• Exercise details
Output the records exactly. Include every line.

• Supplied material
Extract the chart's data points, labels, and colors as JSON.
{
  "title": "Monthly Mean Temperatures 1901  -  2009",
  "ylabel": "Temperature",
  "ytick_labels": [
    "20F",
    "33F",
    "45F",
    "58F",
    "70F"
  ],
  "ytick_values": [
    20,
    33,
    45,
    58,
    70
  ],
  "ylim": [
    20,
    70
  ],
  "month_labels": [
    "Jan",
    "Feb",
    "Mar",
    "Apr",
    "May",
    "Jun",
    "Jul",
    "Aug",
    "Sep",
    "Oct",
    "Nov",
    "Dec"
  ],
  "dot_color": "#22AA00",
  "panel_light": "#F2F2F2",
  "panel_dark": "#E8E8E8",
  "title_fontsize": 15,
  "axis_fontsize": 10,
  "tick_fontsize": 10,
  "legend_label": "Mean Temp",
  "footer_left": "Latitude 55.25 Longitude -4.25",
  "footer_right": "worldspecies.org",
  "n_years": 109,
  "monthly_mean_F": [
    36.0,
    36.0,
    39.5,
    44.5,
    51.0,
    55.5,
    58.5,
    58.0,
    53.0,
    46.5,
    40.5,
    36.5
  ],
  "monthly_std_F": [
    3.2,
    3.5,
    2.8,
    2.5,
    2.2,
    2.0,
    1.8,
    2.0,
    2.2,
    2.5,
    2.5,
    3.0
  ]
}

• Solution to this problem
Extract the chart's data points, labels, and colors as JSON.
{
  "title": "Monthly Mean Temperatures 1901  -  2009",
  "ylabel": "Temperature",
  "ytick_labels": [
    "20F",
    "33F",
    "45F",
    "58F",
    "70F"
  ],
  "ytick_values": [
    20,
    33,
    45,
    58,
    70
  ],
  "ylim": [
    20,
    70
  ],
  "month_labels": [
    "Jan",
    "Feb",
    "Mar",
    "Apr",
    "May",
    "Jun",
    "Jul",
    "Aug",
    "Sep",
    "Oct",
    "Nov",
    "Dec"
  ],
  "dot_color": "#22AA00",
  "panel_light": "#F2F2F2",
  "panel_dark": "#E8E8E8",
  "title_fontsize": 15,
  "axis_fontsize": 10,
  "tick_fontsize": 10,
  "legend_label": "Mean Temp",
  "footer_left": "Latitude 55.25 Longitude -4.25",
  "footer_right": "worldspecies.org",
  "n_years": 109,
  "monthly_mean_F": [
    36.0,
    36.0,
    39.5,
    44.5,
    51.0,
    55.5,
    58.5,
    58.0,
    53.0,
    46.5,
    40.5,
    36.5
  ],
  "monthly_std_F": [
    3.2,
    3.5,
    2.8,
    2.5,
    2.2,
    2.0,
    1.8,
    2.0,
    2.2,
    2.5,
    2.5,
    3.0
  ]
}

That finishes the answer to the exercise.